AIM: The records should be repeated word for word, pictures excluded.

DATA PROVIDED:
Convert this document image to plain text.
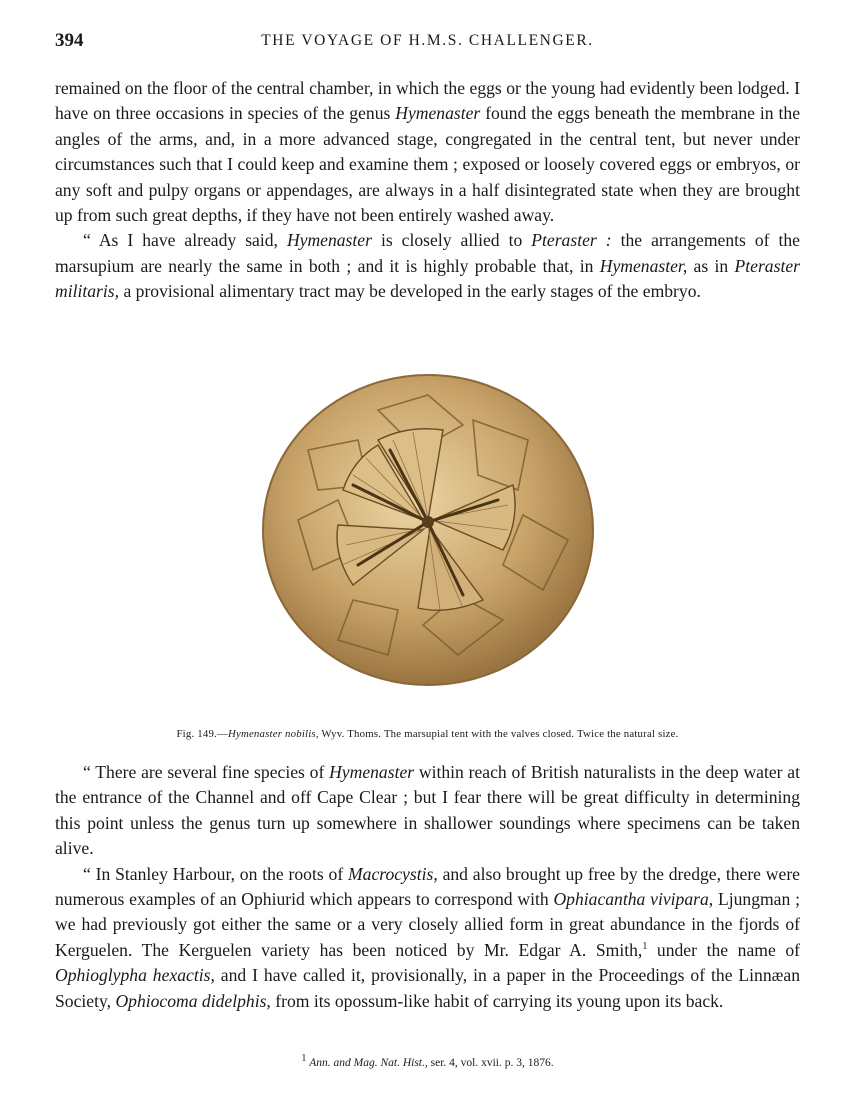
394	THE VOYAGE OF H.M.S. CHALLENGER.

remained on the floor of the central chamber, in which the eggs or the young had evidently been lodged. I have on three occasions in species of the genus Hymenaster found the eggs beneath the membrane in the angles of the arms, and, in a more advanced stage, congregated in the central tent, but never under circumstances such that I could keep and examine them ; exposed or loosely covered eggs or embryos, or any soft and pulpy organs or appendages, are always in a half disintegrated state when they are brought up from such great depths, if they have not been entirely washed away.

“ As I have already said, Hymenaster is closely allied to Pteraster : the arrangements of the marsupium are nearly the same in both ; and it is highly probable that, in Hymenaster, as in Pteraster militaris, a provisional alimentary tract may be developed in the early stages of the embryo.

Fig. 149.—Hymenaster nobilis, Wyv. Thoms. The marsupial tent with the valves closed. Twice the natural size.

“ There are several fine species of Hymenaster within reach of British naturalists in the deep water at the entrance of the Channel and off Cape Clear ; but I fear there will be great difficulty in determining this point unless the genus turn up somewhere in shallower soundings where specimens can be taken alive.

“ In Stanley Harbour, on the roots of Macrocystis, and also brought up free by the dredge, there were numerous examples of an Ophiurid which appears to correspond with Ophiacantha vivipara, Ljungman ; we had previously got either the same or a very closely allied form in great abundance in the fjords of Kerguelen. The Kerguelen variety has been noticed by Mr. Edgar A. Smith,$^1$ under the name of Ophioglypha hexactis, and I have called it, provisionally, in a paper in the Proceedings of the Linnæan Society, Ophiocoma didelphis, from its opossum-like habit of carrying its young upon its back.

$^1$ Ann. and Mag. Nat. Hist., ser. 4, vol. xvii. p. 3, 1876.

EXPECTED ANSWER:
Convert this document image to plain text.
394	THE VOYAGE OF H.M.S. CHALLENGER.

remained on the floor of the central chamber, in which the eggs or the young had evidently been lodged. I have on three occasions in species of the genus Hymenaster found the eggs beneath the membrane in the angles of the arms, and, in a more advanced stage, congregated in the central tent, but never under circumstances such that I could keep and examine them ; exposed or loosely covered eggs or embryos, or any soft and pulpy organs or appendages, are always in a half disintegrated state when they are brought up from such great depths, if they have not been entirely washed away.

“ As I have already said, Hymenaster is closely allied to Pteraster : the arrangements of the marsupium are nearly the same in both ; and it is highly probable that, in Hymenaster, as in Pteraster militaris, a provisional alimentary tract may be developed in the early stages of the embryo.

Fig. 149.—Hymenaster nobilis, Wyv. Thoms. The marsupial tent with the valves closed. Twice the natural size.

“ There are several fine species of Hymenaster within reach of British naturalists in the deep water at the entrance of the Channel and off Cape Clear ; but I fear there will be great difficulty in determining this point unless the genus turn up somewhere in shallower soundings where specimens can be taken alive.

“ In Stanley Harbour, on the roots of Macrocystis, and also brought up free by the dredge, there were numerous examples of an Ophiurid which appears to correspond with Ophiacantha vivipara, Ljungman ; we had previously got either the same or a very closely allied form in great abundance in the fjords of Kerguelen. The Kerguelen variety has been noticed by Mr. Edgar A. Smith,$^1$ under the name of Ophioglypha hexactis, and I have called it, provisionally, in a paper in the Proceedings of the Linnæan Society, Ophiocoma didelphis, from its opossum-like habit of carrying its young upon its back.

$^1$ Ann. and Mag. Nat. Hist., ser. 4, vol. xvii. p. 3, 1876.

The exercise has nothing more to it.